### DATA FOR THIS EXERCISE
◇ ◇ ◇ ◇ ◇ ◇ ◇
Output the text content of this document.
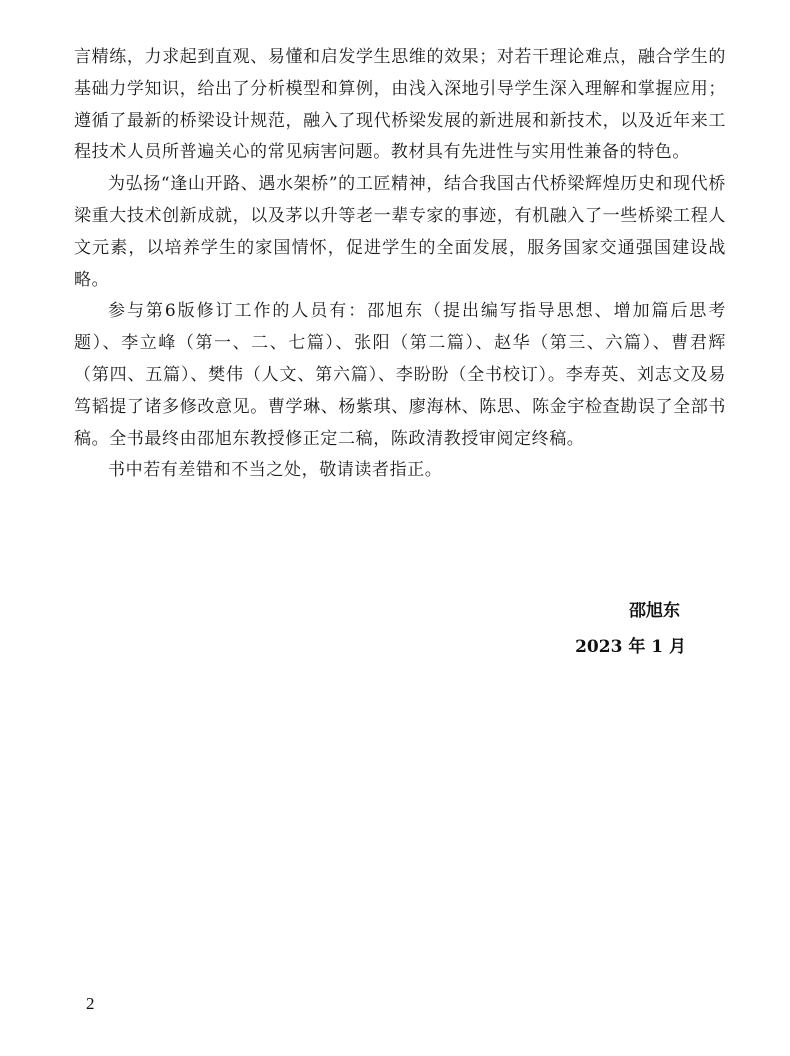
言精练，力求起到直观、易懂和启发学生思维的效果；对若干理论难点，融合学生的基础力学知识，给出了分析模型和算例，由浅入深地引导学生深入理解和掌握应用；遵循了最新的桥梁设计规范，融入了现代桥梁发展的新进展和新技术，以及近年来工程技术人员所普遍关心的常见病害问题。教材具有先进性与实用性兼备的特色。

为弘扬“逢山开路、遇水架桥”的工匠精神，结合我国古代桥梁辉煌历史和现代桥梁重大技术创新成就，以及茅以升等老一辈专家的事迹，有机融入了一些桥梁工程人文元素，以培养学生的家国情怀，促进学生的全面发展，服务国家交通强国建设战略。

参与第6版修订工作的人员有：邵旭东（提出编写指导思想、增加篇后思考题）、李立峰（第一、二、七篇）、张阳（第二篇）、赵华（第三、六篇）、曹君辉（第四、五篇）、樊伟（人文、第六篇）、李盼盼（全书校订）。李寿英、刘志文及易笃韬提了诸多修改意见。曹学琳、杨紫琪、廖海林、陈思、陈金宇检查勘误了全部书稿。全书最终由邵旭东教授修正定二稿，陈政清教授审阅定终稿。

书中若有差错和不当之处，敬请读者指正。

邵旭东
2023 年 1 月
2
◇ ◇ ◇ ◇ ◇ ◇ ◇
### WHAT THE TASK REQUIRES
The records above are to be reproduced exactly; the pictures are to be left out.

### EXERCISE RESPONSE
Output the text content of this document.
言精练，力求起到直观、易懂和启发学生思维的效果；对若干理论难点，融合学生的基础力学知识，给出了分析模型和算例，由浅入深地引导学生深入理解和掌握应用；遵循了最新的桥梁设计规范，融入了现代桥梁发展的新进展和新技术，以及近年来工程技术人员所普遍关心的常见病害问题。教材具有先进性与实用性兼备的特色。

为弘扬“逢山开路、遇水架桥”的工匠精神，结合我国古代桥梁辉煌历史和现代桥梁重大技术创新成就，以及茅以升等老一辈专家的事迹，有机融入了一些桥梁工程人文元素，以培养学生的家国情怀，促进学生的全面发展，服务国家交通强国建设战略。

参与第6版修订工作的人员有：邵旭东（提出编写指导思想、增加篇后思考题）、李立峰（第一、二、七篇）、张阳（第二篇）、赵华（第三、六篇）、曹君辉（第四、五篇）、樊伟（人文、第六篇）、李盼盼（全书校订）。李寿英、刘志文及易笃韬提了诸多修改意见。曹学琳、杨紫琪、廖海林、陈思、陈金宇检查勘误了全部书稿。全书最终由邵旭东教授修正定二稿，陈政清教授审阅定终稿。

书中若有差错和不当之处，敬请读者指正。

邵旭东
2023 年 1 月
2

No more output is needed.